## Start Supplied material

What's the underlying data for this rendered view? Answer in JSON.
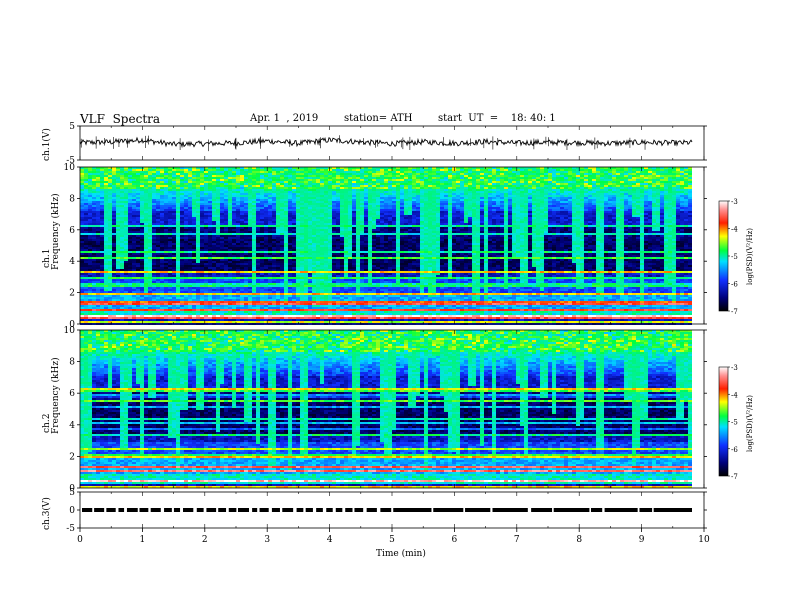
{
  "header": {
    "title": "VLF  Spectra",
    "date": "Apr. 1  , 2019",
    "station": "station= ATH",
    "start": "start  UT  =    18: 40: 1"
  },
  "chart_data": [
    {
      "type": "line",
      "panel": "ch1-waveform",
      "ylabel": "ch.1(V)",
      "ylim": [
        -5,
        5
      ],
      "yticks": [
        "5",
        "-5"
      ],
      "x": [
        0,
        0.5,
        1,
        1.5,
        2,
        2.5,
        3,
        3.5,
        4,
        4.5,
        5,
        5.5,
        6,
        6.5,
        7,
        7.5,
        8,
        8.5,
        9,
        9.5,
        9.8
      ],
      "values": [
        0.1,
        0.3,
        0.9,
        -0.4,
        -0.2,
        0.0,
        0.6,
        -0.1,
        0.9,
        0.3,
        -0.2,
        0.3,
        -0.1,
        0.4,
        0.0,
        0.2,
        0.1,
        -0.1,
        0.2,
        0.0,
        0.1
      ]
    },
    {
      "type": "heatmap",
      "panel": "ch1-spectrogram",
      "ylabel": "Frequency  (kHz)",
      "chlabel": "ch.1",
      "ylim": [
        0,
        10
      ],
      "yticks": [
        "0",
        "2",
        "4",
        "6",
        "8",
        "10"
      ],
      "colorbar": {
        "label": "log(PSD)(V²/Hz)",
        "range": [
          -7,
          -3
        ],
        "ticks": [
          "-3",
          "-4",
          "-5",
          "-6",
          "-7"
        ]
      }
    },
    {
      "type": "heatmap",
      "panel": "ch2-spectrogram",
      "ylabel": "Frequency  (kHz)",
      "chlabel": "ch.2",
      "ylim": [
        0,
        10
      ],
      "yticks": [
        "0",
        "2",
        "4",
        "6",
        "8",
        "10"
      ],
      "colorbar": {
        "label": "log(PSD)(V²/Hz)",
        "range": [
          -7,
          -3
        ],
        "ticks": [
          "-3",
          "-4",
          "-5",
          "-6",
          "-7"
        ]
      }
    },
    {
      "type": "line",
      "panel": "ch3-trace",
      "ylabel": "ch.3(V)",
      "ylim": [
        -5,
        5
      ],
      "yticks": [
        "5",
        "0",
        "-5"
      ],
      "level": 0
    }
  ],
  "xaxis": {
    "label": "Time  (min)",
    "xlim": [
      0,
      10
    ],
    "ticks": [
      "0",
      "1",
      "2",
      "3",
      "4",
      "5",
      "6",
      "7",
      "8",
      "9",
      "10"
    ]
  }
}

## End Supplied material

*What this task involves*:
Leave out the pictures and print every line of the data exactly.

*Exercise output*:
What's the underlying data for this rendered view? Answer in JSON.
{
  "header": {
    "title": "VLF  Spectra",
    "date": "Apr. 1  , 2019",
    "station": "station= ATH",
    "start": "start  UT  =    18: 40: 1"
  },
  "chart_data": [
    {
      "type": "line",
      "panel": "ch1-waveform",
      "ylabel": "ch.1(V)",
      "ylim": [
        -5,
        5
      ],
      "yticks": [
        "5",
        "-5"
      ],
      "x": [
        0,
        0.5,
        1,
        1.5,
        2,
        2.5,
        3,
        3.5,
        4,
        4.5,
        5,
        5.5,
        6,
        6.5,
        7,
        7.5,
        8,
        8.5,
        9,
        9.5,
        9.8
      ],
      "values": [
        0.1,
        0.3,
        0.9,
        -0.4,
        -0.2,
        0.0,
        0.6,
        -0.1,
        0.9,
        0.3,
        -0.2,
        0.3,
        -0.1,
        0.4,
        0.0,
        0.2,
        0.1,
        -0.1,
        0.2,
        0.0,
        0.1
      ]
    },
    {
      "type": "heatmap",
      "panel": "ch1-spectrogram",
      "ylabel": "Frequency  (kHz)",
      "chlabel": "ch.1",
      "ylim": [
        0,
        10
      ],
      "yticks": [
        "0",
        "2",
        "4",
        "6",
        "8",
        "10"
      ],
      "colorbar": {
        "label": "log(PSD)(V²/Hz)",
        "range": [
          -7,
          -3
        ],
        "ticks": [
          "-3",
          "-4",
          "-5",
          "-6",
          "-7"
        ]
      }
    },
    {
      "type": "heatmap",
      "panel": "ch2-spectrogram",
      "ylabel": "Frequency  (kHz)",
      "chlabel": "ch.2",
      "ylim": [
        0,
        10
      ],
      "yticks": [
        "0",
        "2",
        "4",
        "6",
        "8",
        "10"
      ],
      "colorbar": {
        "label": "log(PSD)(V²/Hz)",
        "range": [
          -7,
          -3
        ],
        "ticks": [
          "-3",
          "-4",
          "-5",
          "-6",
          "-7"
        ]
      }
    },
    {
      "type": "line",
      "panel": "ch3-trace",
      "ylabel": "ch.3(V)",
      "ylim": [
        -5,
        5
      ],
      "yticks": [
        "5",
        "0",
        "-5"
      ],
      "level": 0
    }
  ],
  "xaxis": {
    "label": "Time  (min)",
    "xlim": [
      0,
      10
    ],
    "ticks": [
      "0",
      "1",
      "2",
      "3",
      "4",
      "5",
      "6",
      "7",
      "8",
      "9",
      "10"
    ]
  }
}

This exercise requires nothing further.